-- START --
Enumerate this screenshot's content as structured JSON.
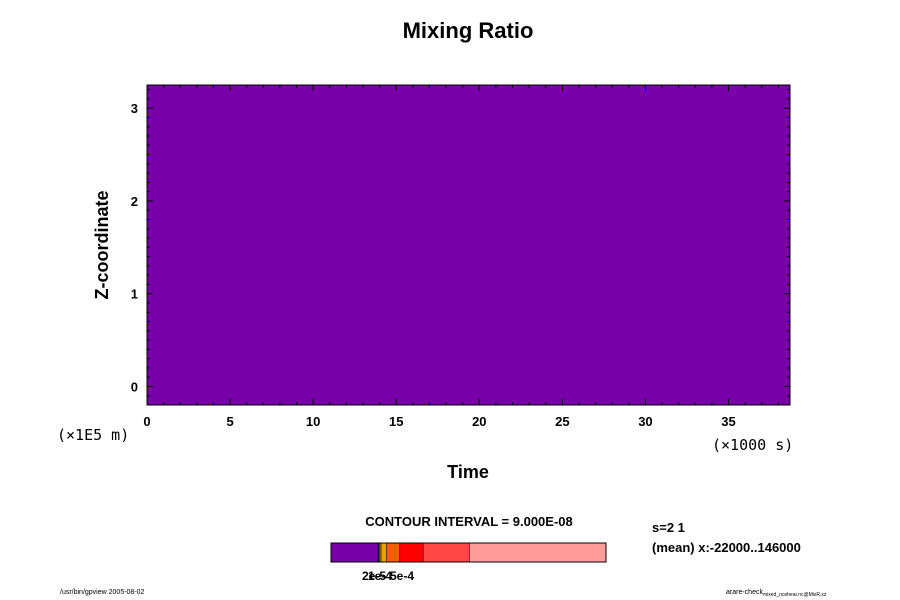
{
  "chart_data": {
    "type": "heatmap",
    "title": "Mixing Ratio",
    "xlabel": "Time",
    "ylabel": "Z-coordinate",
    "x_unit": "(×1000 s)",
    "y_unit": "(×1E5 m)",
    "xlim": [
      0,
      38.7
    ],
    "ylim": [
      -0.2,
      3.25
    ],
    "x_ticks": [
      "0",
      "5",
      "10",
      "15",
      "20",
      "25",
      "30",
      "35"
    ],
    "x_tick_values": [
      0,
      5,
      10,
      15,
      20,
      25,
      30,
      35
    ],
    "y_ticks": [
      "0",
      "1",
      "2",
      "3"
    ],
    "y_tick_values": [
      0,
      1,
      2,
      3
    ],
    "field_color": "#7800a8",
    "field_value_level": 0,
    "contour_interval": "CONTOUR INTERVAL = 9.000E-08",
    "colorbar": {
      "segments": [
        {
          "color": "#7800a8",
          "fraction": 0.17
        },
        {
          "color": "#1a1a90",
          "fraction": 0.004
        },
        {
          "color": "#2aa02a",
          "fraction": 0.004
        },
        {
          "color": "#d8c800",
          "fraction": 0.004
        },
        {
          "color": "#f0a000",
          "fraction": 0.02
        },
        {
          "color": "#f06000",
          "fraction": 0.048
        },
        {
          "color": "#ff0000",
          "fraction": 0.085
        },
        {
          "color": "#ff4848",
          "fraction": 0.168
        },
        {
          "color": "#ff9c9c",
          "fraction": 0.497
        }
      ],
      "labels": [
        "2e-5",
        "1e-4",
        "5e-4"
      ]
    },
    "info_lines": [
      "s=2 1",
      "(mean) x:-22000..146000"
    ]
  },
  "footer": {
    "left": "/usr/bin/gpview 2005-08-02",
    "right_main": "arare-check",
    "right_sub": "mixed_noshear.nc@MixR,xz"
  }
}
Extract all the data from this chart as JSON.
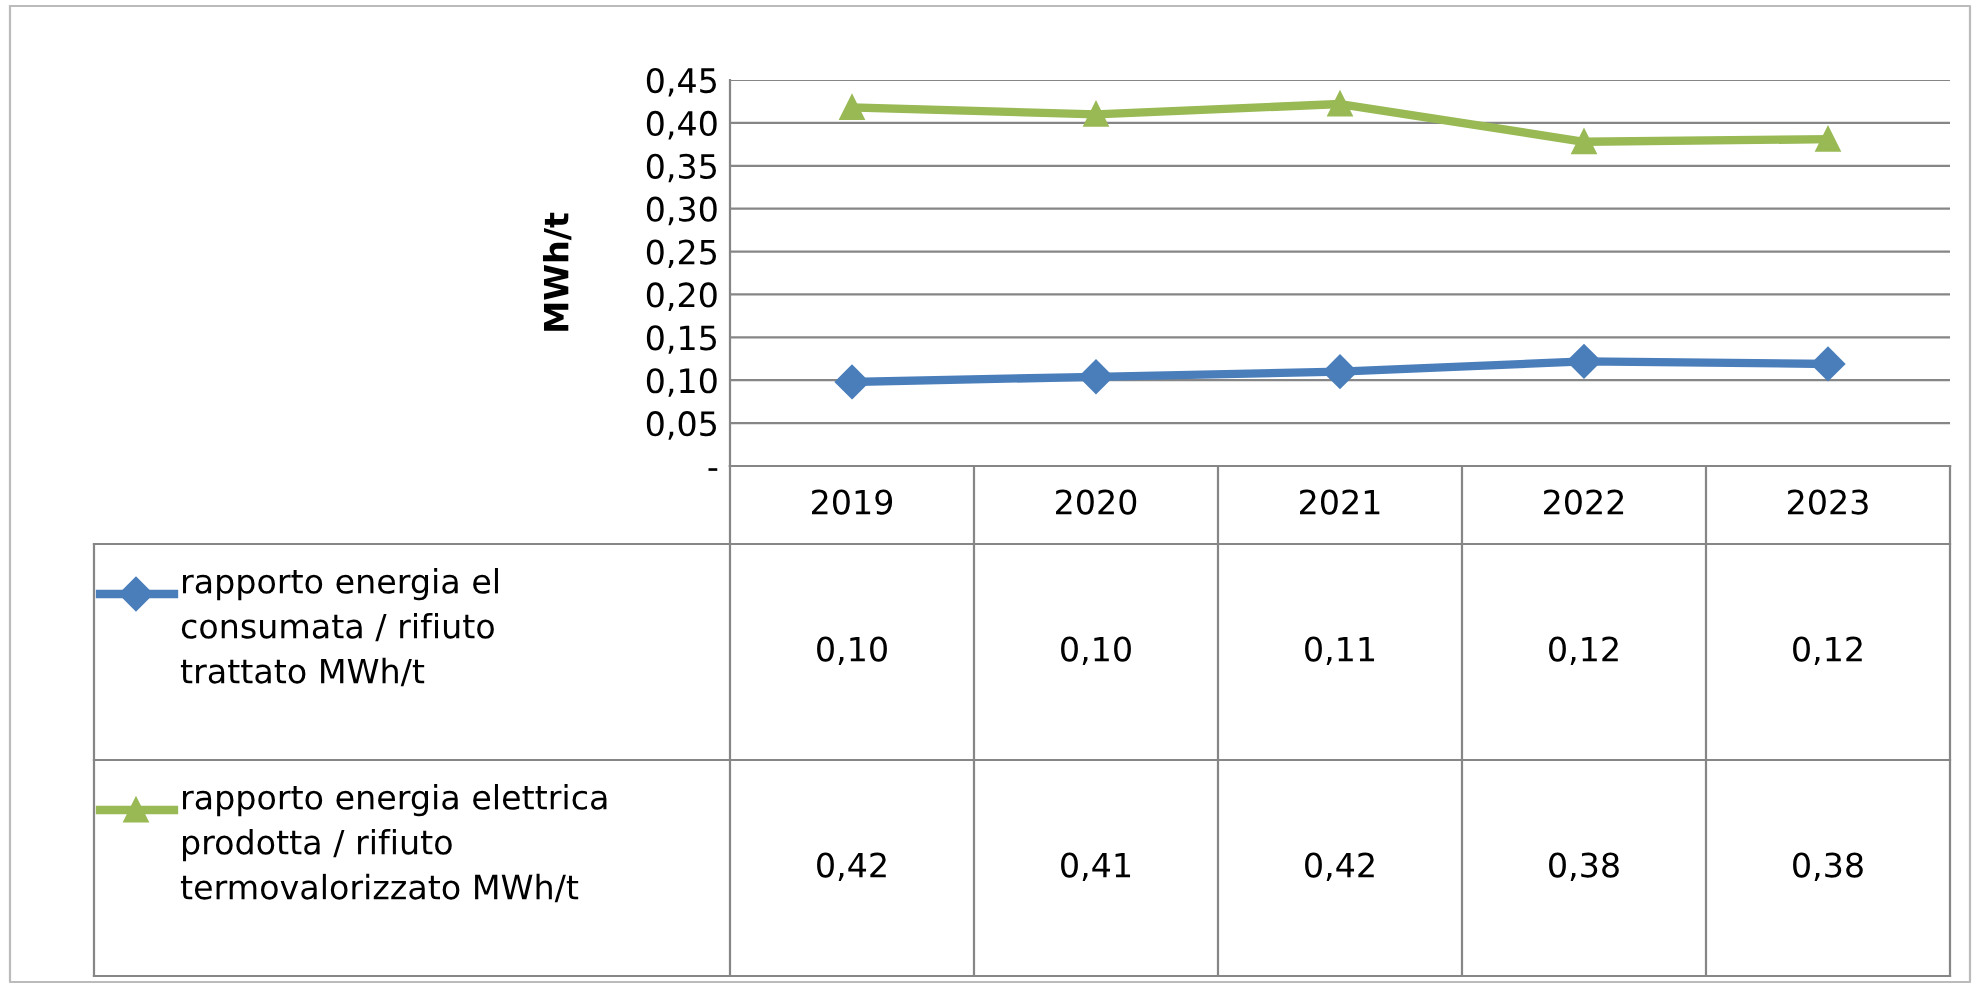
{
  "chart_data": {
    "type": "line",
    "ylabel": "MWh/t",
    "categories": [
      "2019",
      "2020",
      "2021",
      "2022",
      "2023"
    ],
    "series": [
      {
        "name": "rapporto energia el consumata / rifiuto trattato MWh/t",
        "color": "#4a7ebb",
        "marker": "diamond",
        "values": [
          0.098,
          0.104,
          0.11,
          0.122,
          0.119
        ],
        "value_labels": [
          "0,10",
          "0,10",
          "0,11",
          "0,12",
          "0,12"
        ]
      },
      {
        "name": "rapporto energia elettrica prodotta / rifiuto termovalorizzato MWh/t",
        "color": "#98b954",
        "marker": "triangle",
        "values": [
          0.418,
          0.41,
          0.422,
          0.378,
          0.381
        ],
        "value_labels": [
          "0,42",
          "0,41",
          "0,42",
          "0,38",
          "0,38"
        ]
      }
    ],
    "ylim": [
      0,
      0.45
    ],
    "yticks": [
      {
        "value": 0,
        "label": "-"
      },
      {
        "value": 0.05,
        "label": "0,05"
      },
      {
        "value": 0.1,
        "label": "0,10"
      },
      {
        "value": 0.15,
        "label": "0,15"
      },
      {
        "value": 0.2,
        "label": "0,20"
      },
      {
        "value": 0.25,
        "label": "0,25"
      },
      {
        "value": 0.3,
        "label": "0,30"
      },
      {
        "value": 0.35,
        "label": "0,35"
      },
      {
        "value": 0.4,
        "label": "0,40"
      },
      {
        "value": 0.45,
        "label": "0,45"
      }
    ],
    "grid": "y",
    "legend": "bottom",
    "line_style": "solid"
  }
}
-- END --
§ **What is required**: Sift the material for lines with the string "fraction". Copy each one found.

§ **Solved problem**:
          "fraction": 0.17
          "fraction": 0.004
          "fraction": 0.004
          "fraction": 0.004
          "fraction": 0.02
          "fraction": 0.048
          "fraction": 0.085
          "fraction": 0.168
          "fraction": 0.497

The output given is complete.